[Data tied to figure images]
▬▬▬▬▬▬

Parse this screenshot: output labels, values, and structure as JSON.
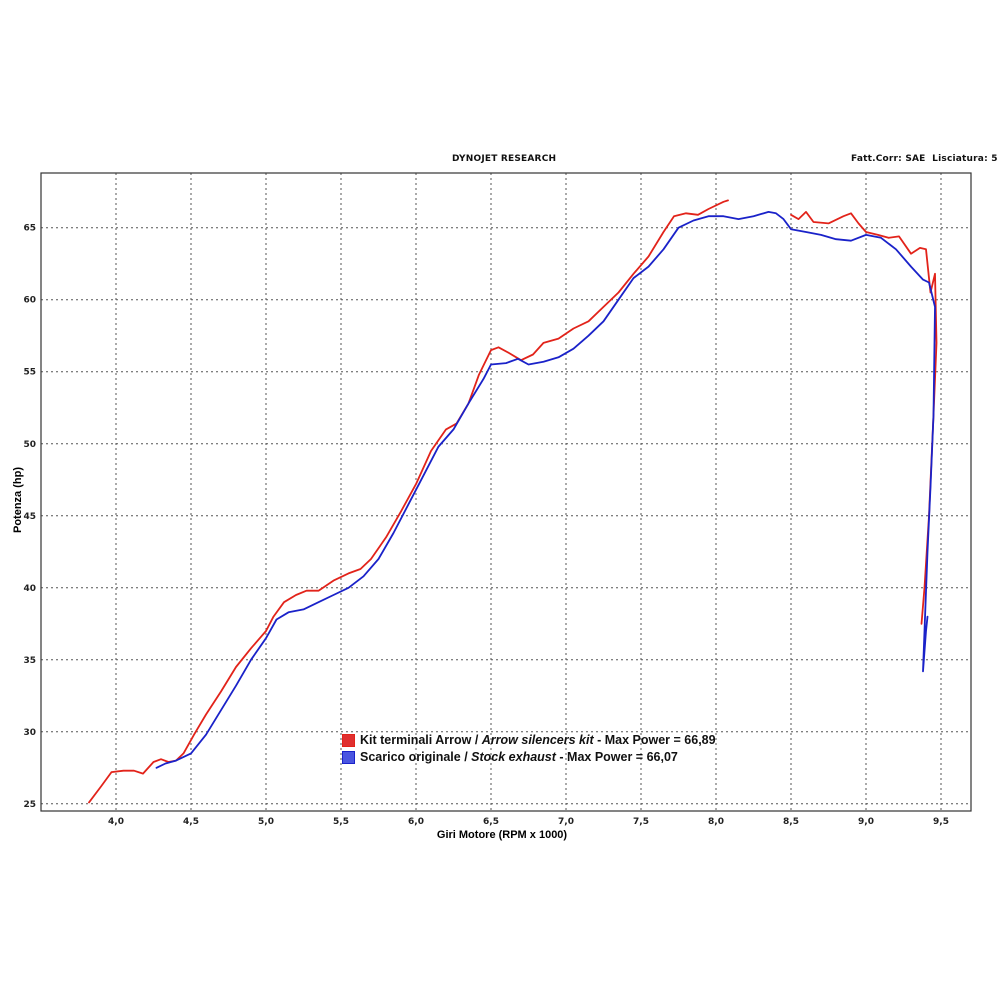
{
  "header": {
    "left": "DYNOJET RESEARCH",
    "right": "Fatt.Corr: SAE  Lisciatura: 5"
  },
  "chart_data": {
    "type": "line",
    "xlabel": "Giri Motore (RPM x 1000)",
    "ylabel": "Potenza (hp)",
    "xlim": [
      3.5,
      9.7
    ],
    "ylim": [
      24.5,
      68.8
    ],
    "x_ticks": [
      "4,0",
      "4,5",
      "5,0",
      "5,5",
      "6,0",
      "6,5",
      "7,0",
      "7,5",
      "8,0",
      "8,5",
      "9,0",
      "9,5"
    ],
    "y_ticks": [
      "25",
      "30",
      "35",
      "40",
      "45",
      "50",
      "55",
      "60",
      "65"
    ],
    "grid": true,
    "legend_position": "lower-center",
    "series": [
      {
        "name": "Kit terminali Arrow / Arrow silencers kit",
        "name_main": "Kit terminali Arrow / ",
        "name_italic": "Arrow silencers kit",
        "suffix": " - Max Power = 66,89",
        "color": "#e2231a",
        "swatch": "#e03030",
        "points": [
          [
            3.82,
            25.1
          ],
          [
            3.9,
            26.2
          ],
          [
            3.97,
            27.2
          ],
          [
            4.05,
            27.3
          ],
          [
            4.12,
            27.3
          ],
          [
            4.18,
            27.1
          ],
          [
            4.25,
            27.9
          ],
          [
            4.3,
            28.1
          ],
          [
            4.35,
            27.9
          ],
          [
            4.4,
            28.0
          ],
          [
            4.45,
            28.5
          ],
          [
            4.52,
            29.8
          ],
          [
            4.6,
            31.2
          ],
          [
            4.7,
            32.8
          ],
          [
            4.8,
            34.5
          ],
          [
            4.9,
            35.8
          ],
          [
            5.0,
            37.0
          ],
          [
            5.05,
            38.0
          ],
          [
            5.12,
            39.0
          ],
          [
            5.2,
            39.5
          ],
          [
            5.27,
            39.8
          ],
          [
            5.35,
            39.8
          ],
          [
            5.45,
            40.5
          ],
          [
            5.55,
            41.0
          ],
          [
            5.63,
            41.3
          ],
          [
            5.7,
            42.0
          ],
          [
            5.8,
            43.5
          ],
          [
            5.9,
            45.3
          ],
          [
            6.0,
            47.2
          ],
          [
            6.1,
            49.5
          ],
          [
            6.2,
            51.0
          ],
          [
            6.27,
            51.4
          ],
          [
            6.35,
            52.8
          ],
          [
            6.42,
            54.8
          ],
          [
            6.5,
            56.5
          ],
          [
            6.55,
            56.7
          ],
          [
            6.62,
            56.3
          ],
          [
            6.7,
            55.8
          ],
          [
            6.78,
            56.2
          ],
          [
            6.85,
            57.0
          ],
          [
            6.95,
            57.3
          ],
          [
            7.05,
            58.0
          ],
          [
            7.15,
            58.5
          ],
          [
            7.25,
            59.5
          ],
          [
            7.35,
            60.5
          ],
          [
            7.45,
            61.8
          ],
          [
            7.55,
            63.0
          ],
          [
            7.65,
            64.7
          ],
          [
            7.72,
            65.8
          ],
          [
            7.8,
            66.0
          ],
          [
            7.88,
            65.9
          ],
          [
            7.95,
            66.3
          ],
          [
            8.05,
            66.8
          ],
          [
            8.08,
            66.9
          ],
          null,
          [
            8.5,
            65.9
          ],
          [
            8.55,
            65.6
          ],
          [
            8.6,
            66.1
          ],
          [
            8.65,
            65.4
          ],
          [
            8.75,
            65.3
          ],
          [
            8.85,
            65.8
          ],
          [
            8.9,
            66.0
          ],
          [
            8.95,
            65.3
          ],
          [
            9.0,
            64.7
          ],
          [
            9.08,
            64.5
          ],
          [
            9.15,
            64.3
          ],
          [
            9.22,
            64.4
          ],
          [
            9.3,
            63.2
          ],
          [
            9.36,
            63.6
          ],
          [
            9.4,
            63.5
          ],
          [
            9.43,
            60.5
          ],
          [
            9.46,
            61.8
          ],
          [
            9.47,
            57.0
          ],
          [
            9.45,
            52.0
          ],
          [
            9.42,
            45.0
          ],
          [
            9.39,
            40.0
          ],
          [
            9.37,
            37.5
          ]
        ]
      },
      {
        "name": "Scarico originale / Stock exhaust",
        "name_main": "Scarico originale / ",
        "name_italic": "Stock exhaust",
        "suffix": " - Max Power = 66,07",
        "color": "#1a22c9",
        "swatch": "#4a55e0",
        "points": [
          [
            4.27,
            27.5
          ],
          [
            4.33,
            27.8
          ],
          [
            4.4,
            28.0
          ],
          [
            4.5,
            28.5
          ],
          [
            4.6,
            29.8
          ],
          [
            4.7,
            31.5
          ],
          [
            4.8,
            33.2
          ],
          [
            4.9,
            35.0
          ],
          [
            5.0,
            36.5
          ],
          [
            5.07,
            37.8
          ],
          [
            5.15,
            38.3
          ],
          [
            5.25,
            38.5
          ],
          [
            5.35,
            39.0
          ],
          [
            5.45,
            39.5
          ],
          [
            5.55,
            40.0
          ],
          [
            5.65,
            40.8
          ],
          [
            5.75,
            42.0
          ],
          [
            5.85,
            43.8
          ],
          [
            5.95,
            45.8
          ],
          [
            6.05,
            47.8
          ],
          [
            6.15,
            49.8
          ],
          [
            6.25,
            51.0
          ],
          [
            6.35,
            52.8
          ],
          [
            6.45,
            54.5
          ],
          [
            6.5,
            55.5
          ],
          [
            6.6,
            55.6
          ],
          [
            6.68,
            55.9
          ],
          [
            6.75,
            55.5
          ],
          [
            6.85,
            55.7
          ],
          [
            6.95,
            56.0
          ],
          [
            7.05,
            56.6
          ],
          [
            7.15,
            57.5
          ],
          [
            7.25,
            58.5
          ],
          [
            7.35,
            60.0
          ],
          [
            7.45,
            61.5
          ],
          [
            7.55,
            62.3
          ],
          [
            7.65,
            63.5
          ],
          [
            7.75,
            65.0
          ],
          [
            7.85,
            65.5
          ],
          [
            7.95,
            65.8
          ],
          [
            8.05,
            65.8
          ],
          [
            8.15,
            65.6
          ],
          [
            8.25,
            65.8
          ],
          [
            8.35,
            66.1
          ],
          [
            8.4,
            66.0
          ],
          [
            8.45,
            65.6
          ],
          [
            8.5,
            64.9
          ],
          [
            8.6,
            64.7
          ],
          [
            8.7,
            64.5
          ],
          [
            8.8,
            64.2
          ],
          [
            8.9,
            64.1
          ],
          [
            9.0,
            64.5
          ],
          [
            9.1,
            64.3
          ],
          [
            9.2,
            63.5
          ],
          [
            9.3,
            62.3
          ],
          [
            9.38,
            61.4
          ],
          [
            9.42,
            61.2
          ],
          [
            9.46,
            59.5
          ],
          [
            9.45,
            52.0
          ],
          [
            9.43,
            47.0
          ],
          [
            9.41,
            42.5
          ],
          [
            9.39,
            37.0
          ],
          [
            9.38,
            34.2
          ],
          [
            9.4,
            37.0
          ],
          [
            9.41,
            38.0
          ]
        ]
      }
    ]
  }
}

▬▬▬▬▬▬

■ **Exercise details**
Show the lines from the data above that contain the string "silencers".

■ **Result for this task**
        "name": "Kit terminali Arrow / Arrow silencers kit",
        "name_italic": "Arrow silencers kit",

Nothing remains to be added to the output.